◆ TASK STATEMENT:
Retype all of the lines below with no changes.

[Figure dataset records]
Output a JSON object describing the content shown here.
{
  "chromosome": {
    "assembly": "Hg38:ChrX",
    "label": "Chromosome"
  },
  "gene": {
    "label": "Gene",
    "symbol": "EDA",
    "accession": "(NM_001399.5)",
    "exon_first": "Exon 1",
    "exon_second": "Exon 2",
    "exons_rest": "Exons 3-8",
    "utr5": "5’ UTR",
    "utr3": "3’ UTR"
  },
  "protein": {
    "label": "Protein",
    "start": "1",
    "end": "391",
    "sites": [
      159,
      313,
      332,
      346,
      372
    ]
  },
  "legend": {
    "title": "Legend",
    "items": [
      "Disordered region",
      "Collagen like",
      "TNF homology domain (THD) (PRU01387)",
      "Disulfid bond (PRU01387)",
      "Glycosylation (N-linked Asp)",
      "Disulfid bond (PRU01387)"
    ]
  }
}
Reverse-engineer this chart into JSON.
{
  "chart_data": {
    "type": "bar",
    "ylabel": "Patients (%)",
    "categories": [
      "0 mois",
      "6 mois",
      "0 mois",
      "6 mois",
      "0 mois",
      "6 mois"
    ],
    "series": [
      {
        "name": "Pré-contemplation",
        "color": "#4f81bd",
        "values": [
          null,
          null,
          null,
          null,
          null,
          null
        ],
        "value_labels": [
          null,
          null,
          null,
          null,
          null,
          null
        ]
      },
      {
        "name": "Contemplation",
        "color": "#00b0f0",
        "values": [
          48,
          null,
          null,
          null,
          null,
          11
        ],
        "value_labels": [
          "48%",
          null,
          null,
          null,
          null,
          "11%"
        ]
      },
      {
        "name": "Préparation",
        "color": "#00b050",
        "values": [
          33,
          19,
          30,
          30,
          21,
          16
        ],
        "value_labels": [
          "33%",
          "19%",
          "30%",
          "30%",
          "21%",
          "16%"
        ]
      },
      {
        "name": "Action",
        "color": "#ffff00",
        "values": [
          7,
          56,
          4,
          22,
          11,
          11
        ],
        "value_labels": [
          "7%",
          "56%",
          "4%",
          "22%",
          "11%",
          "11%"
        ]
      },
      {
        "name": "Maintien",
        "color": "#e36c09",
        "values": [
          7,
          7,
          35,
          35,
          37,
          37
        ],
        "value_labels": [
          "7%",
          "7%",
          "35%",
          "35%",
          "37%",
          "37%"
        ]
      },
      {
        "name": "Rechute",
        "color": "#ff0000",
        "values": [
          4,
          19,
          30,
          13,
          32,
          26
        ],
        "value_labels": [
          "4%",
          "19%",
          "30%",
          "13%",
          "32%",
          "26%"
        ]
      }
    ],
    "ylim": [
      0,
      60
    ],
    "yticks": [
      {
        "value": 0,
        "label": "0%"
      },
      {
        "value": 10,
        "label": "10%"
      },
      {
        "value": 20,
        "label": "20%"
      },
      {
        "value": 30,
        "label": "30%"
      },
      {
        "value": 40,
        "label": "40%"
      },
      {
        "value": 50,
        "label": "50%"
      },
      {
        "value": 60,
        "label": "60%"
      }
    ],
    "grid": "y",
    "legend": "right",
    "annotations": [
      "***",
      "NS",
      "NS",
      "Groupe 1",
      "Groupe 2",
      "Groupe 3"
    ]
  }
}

◆ FINAL ANSWER:
Output a JSON object describing the content shown here.
{
  "chromosome": {
    "assembly": "Hg38:ChrX",
    "label": "Chromosome"
  },
  "gene": {
    "label": "Gene",
    "symbol": "EDA",
    "accession": "(NM_001399.5)",
    "exon_first": "Exon 1",
    "exon_second": "Exon 2",
    "exons_rest": "Exons 3-8",
    "utr5": "5’ UTR",
    "utr3": "3’ UTR"
  },
  "protein": {
    "label": "Protein",
    "start": "1",
    "end": "391",
    "sites": [
      159,
      313,
      332,
      346,
      372
    ]
  },
  "legend": {
    "title": "Legend",
    "items": [
      "Disordered region",
      "Collagen like",
      "TNF homology domain (THD) (PRU01387)",
      "Disulfid bond (PRU01387)",
      "Glycosylation (N-linked Asp)",
      "Disulfid bond (PRU01387)"
    ]
  }
}
Reverse-engineer this chart into JSON.
{
  "chart_data": {
    "type": "bar",
    "ylabel": "Patients (%)",
    "categories": [
      "0 mois",
      "6 mois",
      "0 mois",
      "6 mois",
      "0 mois",
      "6 mois"
    ],
    "series": [
      {
        "name": "Pré-contemplation",
        "color": "#4f81bd",
        "values": [
          null,
          null,
          null,
          null,
          null,
          null
        ],
        "value_labels": [
          null,
          null,
          null,
          null,
          null,
          null
        ]
      },
      {
        "name": "Contemplation",
        "color": "#00b0f0",
        "values": [
          48,
          null,
          null,
          null,
          null,
          11
        ],
        "value_labels": [
          "48%",
          null,
          null,
          null,
          null,
          "11%"
        ]
      },
      {
        "name": "Préparation",
        "color": "#00b050",
        "values": [
          33,
          19,
          30,
          30,
          21,
          16
        ],
        "value_labels": [
          "33%",
          "19%",
          "30%",
          "30%",
          "21%",
          "16%"
        ]
      },
      {
        "name": "Action",
        "color": "#ffff00",
        "values": [
          7,
          56,
          4,
          22,
          11,
          11
        ],
        "value_labels": [
          "7%",
          "56%",
          "4%",
          "22%",
          "11%",
          "11%"
        ]
      },
      {
        "name": "Maintien",
        "color": "#e36c09",
        "values": [
          7,
          7,
          35,
          35,
          37,
          37
        ],
        "value_labels": [
          "7%",
          "7%",
          "35%",
          "35%",
          "37%",
          "37%"
        ]
      },
      {
        "name": "Rechute",
        "color": "#ff0000",
        "values": [
          4,
          19,
          30,
          13,
          32,
          26
        ],
        "value_labels": [
          "4%",
          "19%",
          "30%",
          "13%",
          "32%",
          "26%"
        ]
      }
    ],
    "ylim": [
      0,
      60
    ],
    "yticks": [
      {
        "value": 0,
        "label": "0%"
      },
      {
        "value": 10,
        "label": "10%"
      },
      {
        "value": 20,
        "label": "20%"
      },
      {
        "value": 30,
        "label": "30%"
      },
      {
        "value": 40,
        "label": "40%"
      },
      {
        "value": 50,
        "label": "50%"
      },
      {
        "value": 60,
        "label": "60%"
      }
    ],
    "grid": "y",
    "legend": "right",
    "annotations": [
      "***",
      "NS",
      "NS",
      "Groupe 1",
      "Groupe 2",
      "Groupe 3"
    ]
  }
}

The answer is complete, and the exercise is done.